-- O que fazer --
Continue o texto sobre a poesia como forma superior de estar na vida, a partir da última frase apresentada.

-- Documento de origem --
※

27 fevereiro 2005

Uma forma superior de estar na vida

Dizer que "fazer poesia é uma forma superior de viver ou (e talvez de forma mais correcta) "estar" na vida" significa para mim o seguinte:
1. vive melhor quem se distancia do imediato e pragmático. O poeta sabe trabalhar o conceito (instrumento de apropriação da realidade e, por isso, da vida) da forma mais significativa e isso faz com que o que diz tenha um horizonte de sentido mais distante: vai mais longe e ajuda-nos a ver a realidade do outro lado, do lado das musas e as musas, convivendo com as divindades, vão às essências das coisas
2. O "mundo da vida" vivida pelo poeta tem uma expressão artística. E a expressão estética é uma expressão criadora, capaz de dar “nova vida” à realidade e com isso abrir novas formas de ver, sentir, sofrer e amar.
3. Os poetas estão próximos dos deuses, como já referi. Por alguma razão a linguagem do mito, dos profetas, é uma linguagem metafórica, impregnada de poesia. Quem não sente que há poesia, por exemplo, no génesis?!...

※

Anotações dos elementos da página

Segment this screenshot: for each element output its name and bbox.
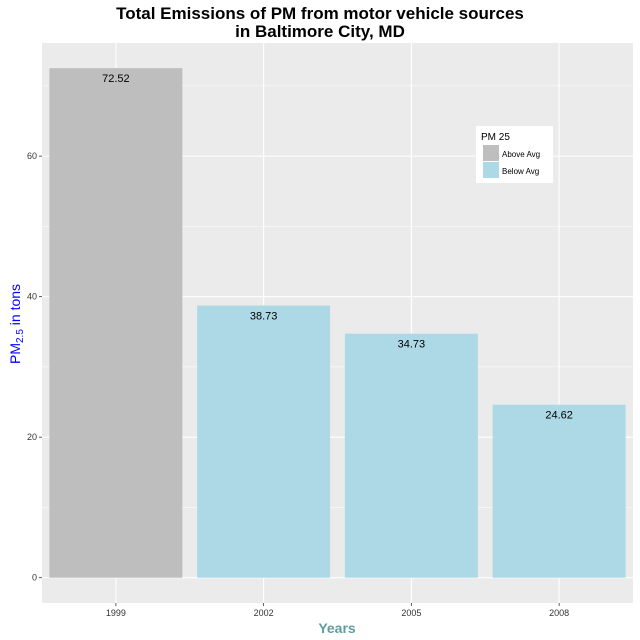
- y-tick-label: 40: [27, 292, 37, 302]
- chart-subtitle: in Baltimore City, MD: [235, 22, 405, 41]
- x-tick-label: 2002: [254, 608, 274, 618]
- x-axis-title: Years: [318, 620, 356, 636]
- x-tick-label: 1999: [106, 608, 126, 618]
- data-label-2008: 24.62: [545, 410, 573, 422]
- data-labels: 72.52 38.73 34.73 24.62: [102, 73, 573, 422]
- y-tick-label: 60: [27, 151, 37, 161]
- legend-title: PM 25: [481, 132, 510, 143]
- bar-2002: [197, 305, 331, 578]
- legend: PM 25 Above Avg Below Avg: [476, 126, 553, 183]
- data-label-2002: 38.73: [250, 311, 278, 323]
- legend-key-above-avg: [483, 145, 499, 161]
- y-axis-title: PM2.5 in tons: [7, 284, 26, 364]
- y-tick-label: 0: [32, 573, 37, 583]
- bar-2005: [344, 333, 478, 578]
- x-tick-label: 2005: [401, 608, 421, 618]
- data-label-1999: 72.52: [102, 73, 130, 85]
- legend-label-above-avg: Above Avg: [502, 150, 540, 159]
- chart-title: Total Emissions of PM from motor vehicle…: [116, 4, 524, 23]
- legend-label-below-avg: Below Avg: [502, 167, 539, 176]
- x-tick-label: 2008: [549, 608, 569, 618]
- y-axis: 0 20 40 60: [27, 151, 42, 583]
- data-label-2005: 34.73: [398, 339, 426, 351]
- bar-1999: [49, 68, 183, 578]
- bars: [49, 68, 626, 578]
- y-axis-title-main: PM: [7, 343, 23, 364]
- y-tick-label: 20: [27, 432, 37, 442]
- y-axis-title-subscript: 2.5: [15, 329, 26, 343]
- y-axis-title-rest: in tons: [7, 284, 23, 329]
- bar-2008: [492, 404, 626, 578]
- x-axis: 1999 2002 2005 2008: [106, 603, 569, 618]
- legend-key-below-avg: [483, 162, 499, 178]
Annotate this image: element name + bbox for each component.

※

-- Resultado --
4. Concluindo: a linguagem poética tem um sentido que transcende o imediato, expressa, por isso, uma forma superior de estar na vida.

Compadre Esteves, in comentário a este postal.

15 comentários:

Kamikaze (L.P.) disse...

Compadre, espero que não me leve muito a mal o abuso de passar a post um comentário. Pareceu-me que estas suas palavras mereciam bem ter mais visibilidade, ser mais partilhadas, é tudo quanto tenho a dizer em minha defesa :(

Primo de Amarante disse...

Pelo contrário, querida amiga.

Silvia Chueire disse...

Caríssimo compadre,

No meu comentário ao seu comentário houve uma falha imperdoável, eu escrevi sobre a “forma superior de vida”, quando devia ter escrito (seguindo o seu raciocínio) “forma superior de estar na vida”. Porém isto não muda o fundamental no qual discordamos. Mantenho inclusive a minha interrogação, agora mudada para corrigir meu erro : interrogo-me mesmo se é uma forma de estar na vida.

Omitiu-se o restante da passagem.